**Given task**
Transcribe the listing word for word.

# START OF Provided records

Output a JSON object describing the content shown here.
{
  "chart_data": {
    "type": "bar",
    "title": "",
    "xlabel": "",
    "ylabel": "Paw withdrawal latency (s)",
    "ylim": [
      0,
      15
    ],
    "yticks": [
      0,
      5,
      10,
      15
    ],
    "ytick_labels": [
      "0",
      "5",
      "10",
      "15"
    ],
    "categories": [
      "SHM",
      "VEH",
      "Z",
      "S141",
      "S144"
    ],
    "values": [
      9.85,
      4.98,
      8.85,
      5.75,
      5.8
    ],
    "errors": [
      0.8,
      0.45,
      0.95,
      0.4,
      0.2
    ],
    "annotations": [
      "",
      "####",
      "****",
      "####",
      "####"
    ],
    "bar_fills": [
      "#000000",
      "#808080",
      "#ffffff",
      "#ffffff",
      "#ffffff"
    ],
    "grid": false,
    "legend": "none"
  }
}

# END OF Provided records

**Task solution**
Output a JSON object describing the content shown here.
{
  "chart_data": {
    "type": "bar",
    "title": "",
    "xlabel": "",
    "ylabel": "Paw withdrawal latency (s)",
    "ylim": [
      0,
      15
    ],
    "yticks": [
      0,
      5,
      10,
      15
    ],
    "ytick_labels": [
      "0",
      "5",
      "10",
      "15"
    ],
    "categories": [
      "SHM",
      "VEH",
      "Z",
      "S141",
      "S144"
    ],
    "values": [
      9.85,
      4.98,
      8.85,
      5.75,
      5.8
    ],
    "errors": [
      0.8,
      0.45,
      0.95,
      0.4,
      0.2
    ],
    "annotations": [
      "",
      "####",
      "****",
      "####",
      "####"
    ],
    "bar_fills": [
      "#000000",
      "#808080",
      "#ffffff",
      "#ffffff",
      "#ffffff"
    ],
    "grid": false,
    "legend": "none"
  }
}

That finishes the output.